Provided records =>
※

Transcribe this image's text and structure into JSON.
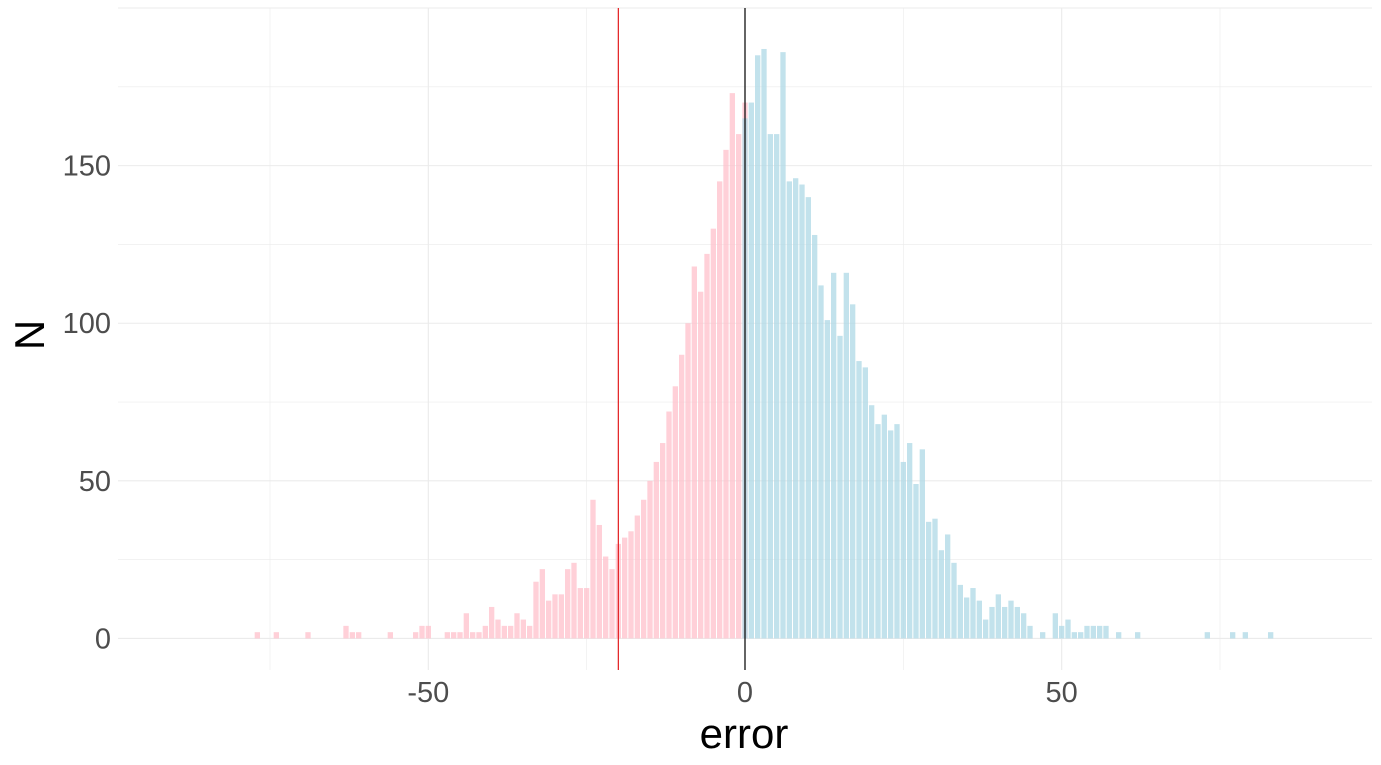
{
  "chart_data": {
    "type": "bar",
    "title": "",
    "xlabel": "error",
    "ylabel": "N",
    "xlim": [
      -99,
      99
    ],
    "ylim": [
      -10,
      200
    ],
    "x_ticks": [
      -50,
      0,
      50
    ],
    "y_ticks": [
      0,
      50,
      100,
      150
    ],
    "grid": true,
    "legend": "none",
    "vlines": [
      {
        "x": -20,
        "color": "#e31a1c"
      },
      {
        "x": 0,
        "color": "#000000"
      }
    ],
    "series": [
      {
        "color": "#ffc0cb",
        "x": [
          -77,
          -74,
          -69,
          -63,
          -62,
          -61,
          -56,
          -52,
          -51,
          -50,
          -47,
          -46,
          -45,
          -44,
          -43,
          -42,
          -41,
          -40,
          -39,
          -38,
          -37,
          -36,
          -35,
          -34,
          -33,
          -32,
          -31,
          -30,
          -29,
          -28,
          -27,
          -26,
          -25,
          -24,
          -23,
          -22,
          -21,
          -20,
          -19,
          -18,
          -17,
          -16,
          -15,
          -14,
          -13,
          -12,
          -11,
          -10,
          -9,
          -8,
          -7,
          -6,
          -5,
          -4,
          -3,
          -2,
          -1,
          0
        ],
        "values": [
          2,
          2,
          2,
          4,
          2,
          2,
          2,
          2,
          4,
          4,
          2,
          2,
          2,
          8,
          2,
          2,
          4,
          10,
          6,
          4,
          4,
          8,
          6,
          4,
          18,
          22,
          12,
          14,
          14,
          22,
          24,
          16,
          16,
          44,
          36,
          26,
          22,
          30,
          32,
          34,
          39,
          44,
          50,
          56,
          62,
          72,
          80,
          90,
          100,
          118,
          110,
          122,
          130,
          145,
          155,
          173,
          160,
          170
        ]
      },
      {
        "color": "#add8e6",
        "x": [
          0,
          1,
          2,
          3,
          4,
          5,
          6,
          7,
          8,
          9,
          10,
          11,
          12,
          13,
          14,
          15,
          16,
          17,
          18,
          19,
          20,
          21,
          22,
          23,
          24,
          25,
          26,
          27,
          28,
          29,
          30,
          31,
          32,
          33,
          34,
          35,
          36,
          37,
          38,
          39,
          40,
          41,
          42,
          43,
          44,
          45,
          47,
          49,
          50,
          51,
          52,
          53,
          54,
          55,
          56,
          57,
          59,
          62,
          73,
          77,
          79,
          83
        ],
        "values": [
          165,
          170,
          185,
          187,
          160,
          160,
          186,
          145,
          146,
          144,
          140,
          128,
          112,
          101,
          116,
          96,
          116,
          106,
          88,
          86,
          74,
          68,
          71,
          66,
          68,
          56,
          62,
          49,
          60,
          37,
          38,
          28,
          33,
          24,
          17,
          13,
          16,
          12,
          6,
          10,
          14,
          10,
          12,
          10,
          8,
          4,
          2,
          8,
          4,
          6,
          2,
          2,
          4,
          4,
          4,
          4,
          2,
          2,
          2,
          2,
          2,
          2
        ]
      }
    ]
  }
}
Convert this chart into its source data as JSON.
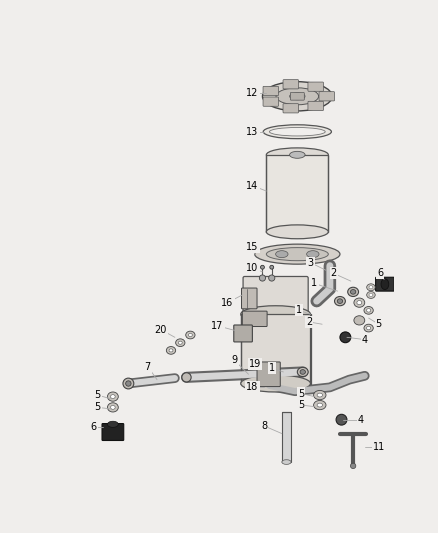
{
  "bg_color": "#f0eeec",
  "fig_width": 4.38,
  "fig_height": 5.33,
  "dpi": 100,
  "line_color": "#888888",
  "text_color": "#000000",
  "text_fontsize": 7.0,
  "part_edge": "#555555",
  "part_fill_light": "#e8e5e0",
  "part_fill_mid": "#d5d0c8",
  "part_fill_dark": "#b8b4ae"
}
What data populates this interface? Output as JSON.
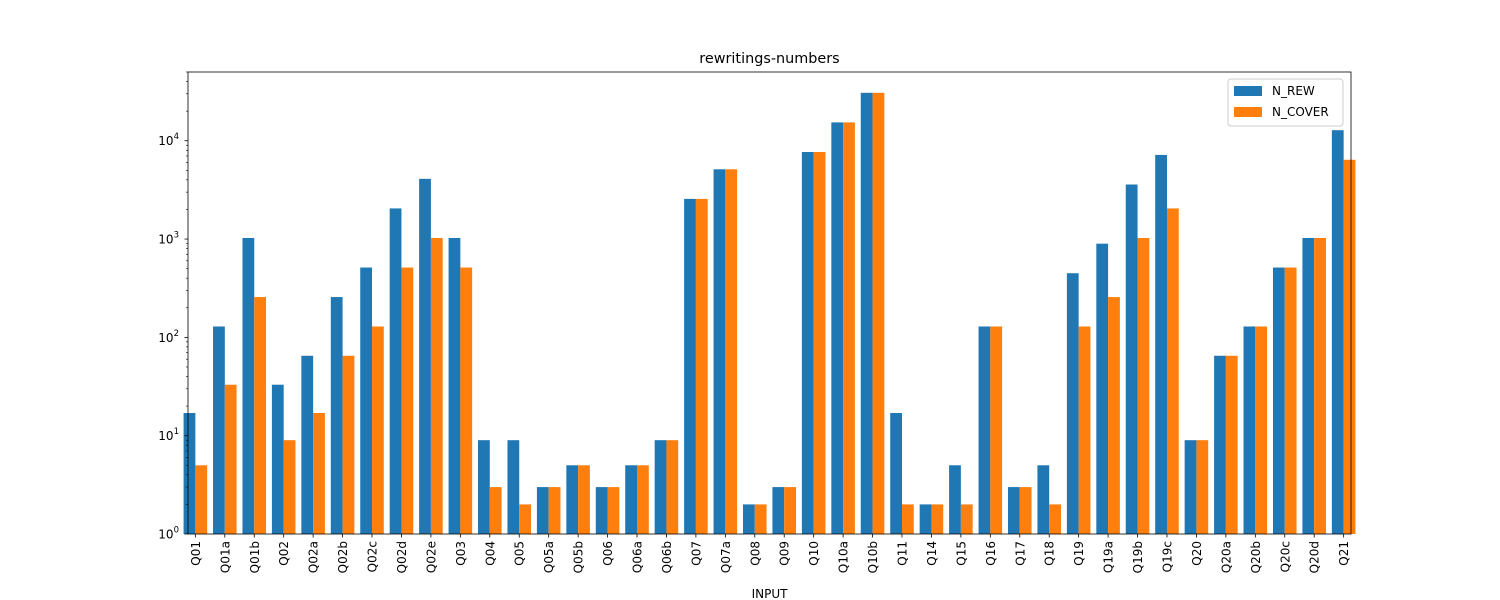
{
  "chart_data": {
    "type": "bar",
    "title": "rewritings-numbers",
    "xlabel": "INPUT",
    "ylabel": "",
    "yscale": "log",
    "ylim": [
      1,
      50000
    ],
    "ytick_labels": [
      {
        "base": "10",
        "exp": "0",
        "value": 1
      },
      {
        "base": "10",
        "exp": "1",
        "value": 10
      },
      {
        "base": "10",
        "exp": "2",
        "value": 100
      },
      {
        "base": "10",
        "exp": "3",
        "value": 1000
      },
      {
        "base": "10",
        "exp": "4",
        "value": 10000
      }
    ],
    "legend_position": "top-right",
    "categories": [
      "Q01",
      "Q01a",
      "Q01b",
      "Q02",
      "Q02a",
      "Q02b",
      "Q02c",
      "Q02d",
      "Q02e",
      "Q03",
      "Q04",
      "Q05",
      "Q05a",
      "Q05b",
      "Q06",
      "Q06a",
      "Q06b",
      "Q07",
      "Q07a",
      "Q08",
      "Q09",
      "Q10",
      "Q10a",
      "Q10b",
      "Q11",
      "Q14",
      "Q15",
      "Q16",
      "Q17",
      "Q18",
      "Q19",
      "Q19a",
      "Q19b",
      "Q19c",
      "Q20",
      "Q20a",
      "Q20b",
      "Q20c",
      "Q20d",
      "Q21"
    ],
    "series": [
      {
        "name": "N_REW",
        "color": "#1f77b4",
        "values": [
          17,
          129,
          1025,
          33,
          65,
          257,
          513,
          2049,
          4097,
          1025,
          9,
          9,
          3,
          5,
          3,
          5,
          9,
          2561,
          5121,
          2,
          3,
          7681,
          15361,
          30721,
          17,
          2,
          5,
          129,
          3,
          5,
          449,
          897,
          3585,
          7169,
          9,
          65,
          129,
          513,
          1025,
          12800
        ]
      },
      {
        "name": "N_COVER",
        "color": "#ff7f0e",
        "values": [
          5,
          33,
          257,
          9,
          17,
          65,
          129,
          513,
          1025,
          513,
          3,
          2,
          3,
          5,
          3,
          5,
          9,
          2561,
          5121,
          2,
          3,
          7681,
          15361,
          30721,
          2,
          2,
          2,
          129,
          3,
          2,
          129,
          257,
          1025,
          2049,
          9,
          65,
          129,
          513,
          1025,
          6400
        ]
      }
    ]
  }
}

※

Written exercise =>
Set down the records in full and exactly. Do not carry over any image.

Solution for this exercise =>
Transcribe this image's text and structure into JSON.
{
  "chart_data": {
    "type": "bar",
    "title": "",
    "xlabel": "error",
    "ylabel": "N",
    "xlim": [
      -99,
      99
    ],
    "ylim": [
      -10,
      200
    ],
    "x_ticks": [
      -50,
      0,
      50
    ],
    "y_ticks": [
      0,
      50,
      100,
      150
    ],
    "grid": true,
    "legend": "none",
    "vlines": [
      {
        "x": -20,
        "color": "#e31a1c"
      },
      {
        "x": 0,
        "color": "#000000"
      }
    ],
    "series": [
      {
        "color": "#ffc0cb",
        "x": [
          -77,
          -74,
          -69,
          -63,
          -62,
          -61,
          -56,
          -52,
          -51,
          -50,
          -47,
          -46,
          -45,
          -44,
          -43,
          -42,
          -41,
          -40,
          -39,
          -38,
          -37,
          -36,
          -35,
          -34,
          -33,
          -32,
          -31,
          -30,
          -29,
          -28,
          -27,
          -26,
          -25,
          -24,
          -23,
          -22,
          -21,
          -20,
          -19,
          -18,
          -17,
          -16,
          -15,
          -14,
          -13,
          -12,
          -11,
          -10,
          -9,
          -8,
          -7,
          -6,
          -5,
          -4,
          -3,
          -2,
          -1,
          0
        ],
        "values": [
          2,
          2,
          2,
          4,
          2,
          2,
          2,
          2,
          4,
          4,
          2,
          2,
          2,
          8,
          2,
          2,
          4,
          10,
          6,
          4,
          4,
          8,
          6,
          4,
          18,
          22,
          12,
          14,
          14,
          22,
          24,
          16,
          16,
          44,
          36,
          26,
          22,
          30,
          32,
          34,
          39,
          44,
          50,
          56,
          62,
          72,
          80,
          90,
          100,
          118,
          110,
          122,
          130,
          145,
          155,
          173,
          160,
          170
        ]
      },
      {
        "color": "#add8e6",
        "x": [
          0,
          1,
          2,
          3,
          4,
          5,
          6,
          7,
          8,
          9,
          10,
          11,
          12,
          13,
          14,
          15,
          16,
          17,
          18,
          19,
          20,
          21,
          22,
          23,
          24,
          25,
          26,
          27,
          28,
          29,
          30,
          31,
          32,
          33,
          34,
          35,
          36,
          37,
          38,
          39,
          40,
          41,
          42,
          43,
          44,
          45,
          47,
          49,
          50,
          51,
          52,
          53,
          54,
          55,
          56,
          57,
          59,
          62,
          73,
          77,
          79,
          83
        ],
        "values": [
          165,
          170,
          185,
          187,
          160,
          160,
          186,
          145,
          146,
          144,
          140,
          128,
          112,
          101,
          116,
          96,
          116,
          106,
          88,
          86,
          74,
          68,
          71,
          66,
          68,
          56,
          62,
          49,
          60,
          37,
          38,
          28,
          33,
          24,
          17,
          13,
          16,
          12,
          6,
          10,
          14,
          10,
          12,
          10,
          8,
          4,
          2,
          8,
          4,
          6,
          2,
          2,
          4,
          4,
          4,
          4,
          2,
          2,
          2,
          2,
          2,
          2
        ]
      }
    ]
  }
}
Convert this chart into its source data as JSON.
{
  "bg_color": "#f0eeec",
  "fig_width": 4.38,
  "fig_height": 5.33,
  "dpi": 100,
  "line_color": "#888888",
  "text_color": "#000000",
  "text_fontsize": 7.0,
  "part_edge": "#555555",
  "part_fill_light": "#e8e5e0",
  "part_fill_mid": "#d5d0c8",
  "part_fill_dark": "#b8b4ae"
}
What data populates this interface? Output as JSON.
{
  "chart_data": {
    "type": "bar",
    "title": "rewritings-numbers",
    "xlabel": "INPUT",
    "ylabel": "",
    "yscale": "log",
    "ylim": [
      1,
      50000
    ],
    "ytick_labels": [
      {
        "base": "10",
        "exp": "0",
        "value": 1
      },
      {
        "base": "10",
        "exp": "1",
        "value": 10
      },
      {
        "base": "10",
        "exp": "2",
        "value": 100
      },
      {
        "base": "10",
        "exp": "3",
        "value": 1000
      },
      {
        "base": "10",
        "exp": "4",
        "value": 10000
      }
    ],
    "legend_position": "top-right",
    "categories": [
      "Q01",
      "Q01a",
      "Q01b",
      "Q02",
      "Q02a",
      "Q02b",
      "Q02c",
      "Q02d",
      "Q02e",
      "Q03",
      "Q04",
      "Q05",
      "Q05a",
      "Q05b",
      "Q06",
      "Q06a",
      "Q06b",
      "Q07",
      "Q07a",
      "Q08",
      "Q09",
      "Q10",
      "Q10a",
      "Q10b",
      "Q11",
      "Q14",
      "Q15",
      "Q16",
      "Q17",
      "Q18",
      "Q19",
      "Q19a",
      "Q19b",
      "Q19c",
      "Q20",
      "Q20a",
      "Q20b",
      "Q20c",
      "Q20d",
      "Q21"
    ],
    "series": [
      {
        "name": "N_REW",
        "color": "#1f77b4",
        "values": [
          17,
          129,
          1025,
          33,
          65,
          257,
          513,
          2049,
          4097,
          1025,
          9,
          9,
          3,
          5,
          3,
          5,
          9,
          2561,
          5121,
          2,
          3,
          7681,
          15361,
          30721,
          17,
          2,
          5,
          129,
          3,
          5,
          449,
          897,
          3585,
          7169,
          9,
          65,
          129,
          513,
          1025,
          12800
        ]
      },
      {
        "name": "N_COVER",
        "color": "#ff7f0e",
        "values": [
          5,
          33,
          257,
          9,
          17,
          65,
          129,
          513,
          1025,
          513,
          3,
          2,
          3,
          5,
          3,
          5,
          9,
          2561,
          5121,
          2,
          3,
          7681,
          15361,
          30721,
          2,
          2,
          2,
          129,
          3,
          2,
          129,
          257,
          1025,
          2049,
          9,
          65,
          129,
          513,
          1025,
          6400
        ]
      }
    ]
  }
}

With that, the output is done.